→ **INPUT RECORDS**:
☆ ☆ ☆ ☆ ☆

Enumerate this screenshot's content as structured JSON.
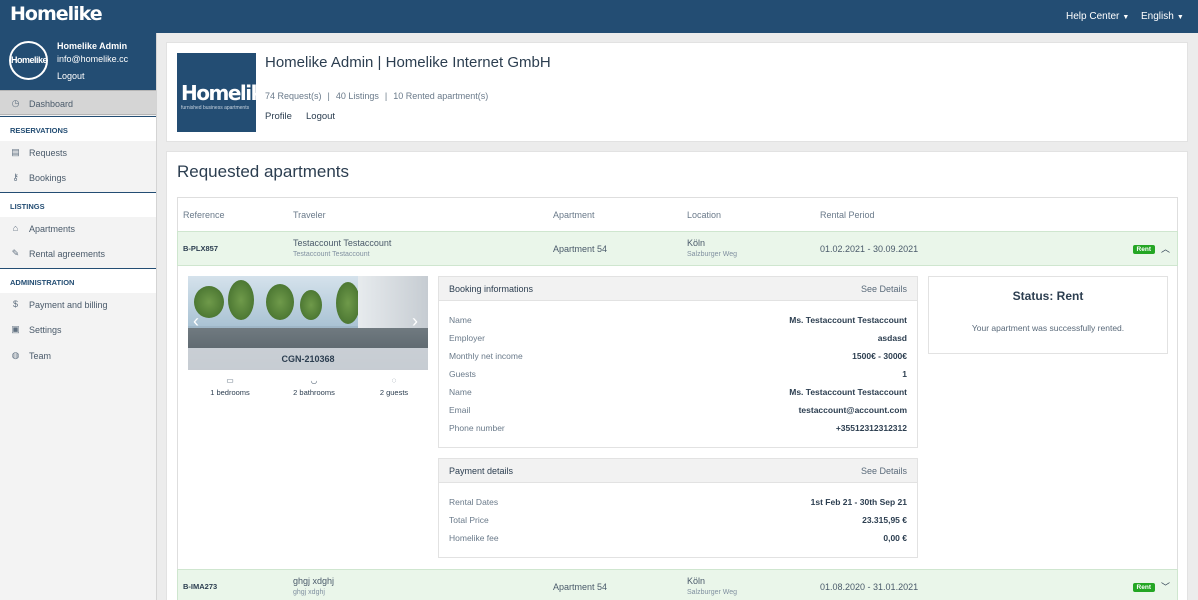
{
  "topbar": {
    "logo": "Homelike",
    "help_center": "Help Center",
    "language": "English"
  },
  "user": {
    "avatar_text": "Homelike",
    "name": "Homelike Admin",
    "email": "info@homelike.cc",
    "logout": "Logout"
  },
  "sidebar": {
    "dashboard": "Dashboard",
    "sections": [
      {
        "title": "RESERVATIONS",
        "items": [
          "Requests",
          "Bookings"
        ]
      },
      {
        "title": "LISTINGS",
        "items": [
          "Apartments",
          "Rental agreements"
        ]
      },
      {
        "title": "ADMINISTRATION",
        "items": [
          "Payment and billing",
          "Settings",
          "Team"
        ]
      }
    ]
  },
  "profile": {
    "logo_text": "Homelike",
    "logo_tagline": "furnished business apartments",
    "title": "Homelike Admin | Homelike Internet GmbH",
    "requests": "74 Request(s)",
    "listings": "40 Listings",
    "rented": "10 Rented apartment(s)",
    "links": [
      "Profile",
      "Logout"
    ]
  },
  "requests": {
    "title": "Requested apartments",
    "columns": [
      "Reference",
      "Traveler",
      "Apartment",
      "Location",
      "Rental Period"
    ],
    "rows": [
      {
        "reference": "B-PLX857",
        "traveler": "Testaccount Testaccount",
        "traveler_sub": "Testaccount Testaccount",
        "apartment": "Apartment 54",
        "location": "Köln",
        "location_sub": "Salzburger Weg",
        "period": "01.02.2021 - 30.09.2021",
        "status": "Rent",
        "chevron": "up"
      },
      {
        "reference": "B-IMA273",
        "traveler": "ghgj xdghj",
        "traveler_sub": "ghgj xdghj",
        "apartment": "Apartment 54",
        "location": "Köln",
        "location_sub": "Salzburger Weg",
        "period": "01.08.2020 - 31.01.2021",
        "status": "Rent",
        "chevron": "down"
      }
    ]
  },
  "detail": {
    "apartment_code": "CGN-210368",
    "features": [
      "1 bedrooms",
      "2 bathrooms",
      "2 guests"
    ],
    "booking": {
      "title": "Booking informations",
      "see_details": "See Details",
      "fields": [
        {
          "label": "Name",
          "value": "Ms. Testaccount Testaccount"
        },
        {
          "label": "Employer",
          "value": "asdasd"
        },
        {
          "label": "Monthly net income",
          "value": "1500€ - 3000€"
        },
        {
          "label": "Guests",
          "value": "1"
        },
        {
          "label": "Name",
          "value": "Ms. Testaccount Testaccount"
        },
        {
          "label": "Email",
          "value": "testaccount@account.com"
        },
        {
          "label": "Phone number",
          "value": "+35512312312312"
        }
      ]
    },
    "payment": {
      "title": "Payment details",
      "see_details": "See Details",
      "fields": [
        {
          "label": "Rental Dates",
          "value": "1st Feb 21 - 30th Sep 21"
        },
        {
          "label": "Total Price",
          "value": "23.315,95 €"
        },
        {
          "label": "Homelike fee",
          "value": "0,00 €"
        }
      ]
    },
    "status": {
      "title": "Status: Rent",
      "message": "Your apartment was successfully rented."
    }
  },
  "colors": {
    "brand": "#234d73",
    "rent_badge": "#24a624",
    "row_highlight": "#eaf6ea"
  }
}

☆ ☆ ☆ ☆ ☆

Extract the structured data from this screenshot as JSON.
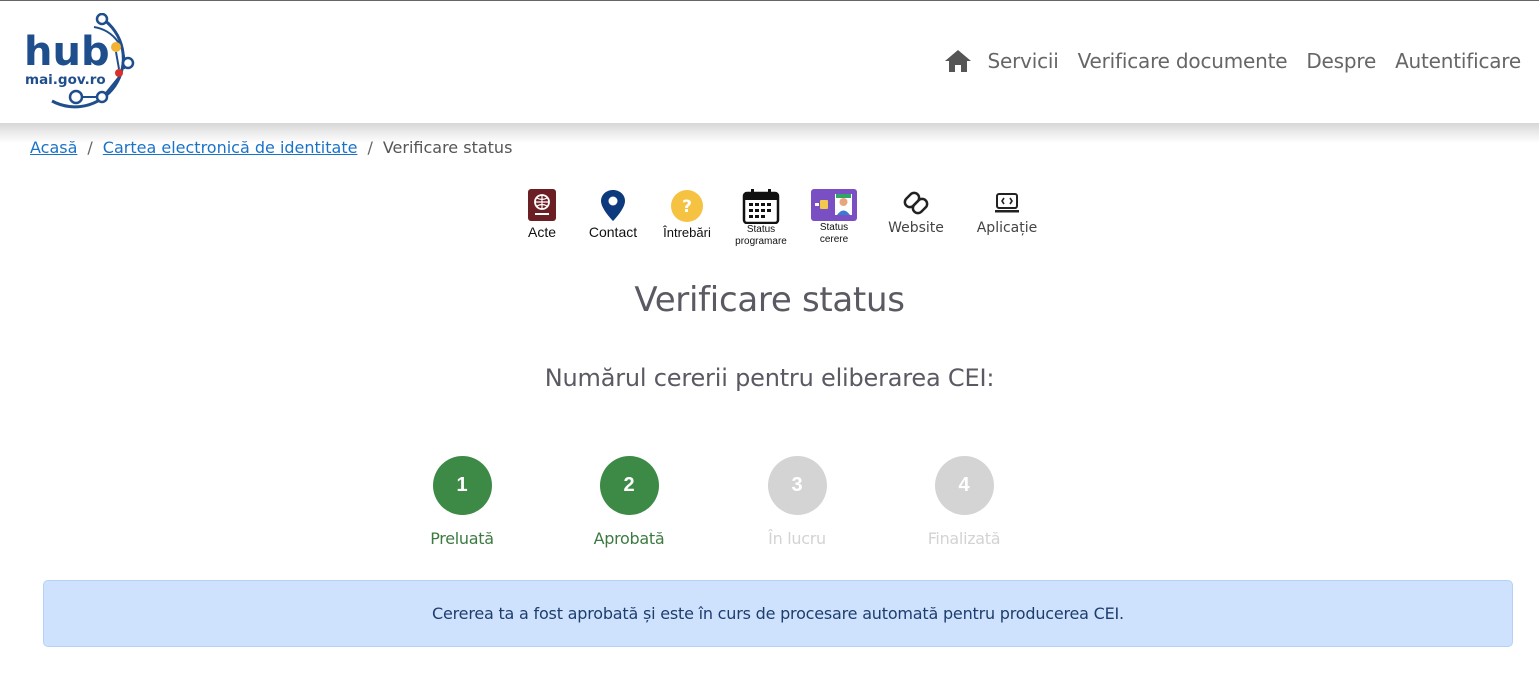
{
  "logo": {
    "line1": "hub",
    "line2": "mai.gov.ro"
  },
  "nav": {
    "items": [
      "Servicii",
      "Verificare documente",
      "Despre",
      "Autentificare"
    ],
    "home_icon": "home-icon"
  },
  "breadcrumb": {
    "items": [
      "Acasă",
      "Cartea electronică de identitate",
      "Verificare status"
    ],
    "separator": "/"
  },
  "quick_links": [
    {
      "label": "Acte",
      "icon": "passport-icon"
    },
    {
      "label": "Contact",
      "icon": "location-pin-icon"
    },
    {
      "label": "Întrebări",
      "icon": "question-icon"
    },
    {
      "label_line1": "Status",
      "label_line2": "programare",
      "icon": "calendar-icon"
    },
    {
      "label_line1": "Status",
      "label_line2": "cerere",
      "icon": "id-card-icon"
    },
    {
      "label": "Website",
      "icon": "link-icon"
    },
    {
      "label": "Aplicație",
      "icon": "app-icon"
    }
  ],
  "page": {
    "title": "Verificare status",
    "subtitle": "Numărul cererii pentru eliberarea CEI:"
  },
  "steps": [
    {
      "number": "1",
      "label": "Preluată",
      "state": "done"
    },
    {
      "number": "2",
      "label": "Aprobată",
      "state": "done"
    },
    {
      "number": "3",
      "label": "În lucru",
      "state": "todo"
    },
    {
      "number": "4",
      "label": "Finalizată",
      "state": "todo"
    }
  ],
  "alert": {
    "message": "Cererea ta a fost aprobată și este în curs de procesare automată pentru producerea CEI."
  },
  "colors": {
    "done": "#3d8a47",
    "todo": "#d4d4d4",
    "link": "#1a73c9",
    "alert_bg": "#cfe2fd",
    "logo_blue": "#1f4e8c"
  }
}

☆ ☆ ☆ ☆ ☆

→ **TASK DETAILS**:
Pull out each line of the records holding the string "pentru".

→ **FINISHED EXERCISE**:
    "subtitle": "Numărul cererii pentru eliberarea CEI:"
    "message": "Cererea ta a fost aprobată și este în curs de procesare automată pentru producerea CEI."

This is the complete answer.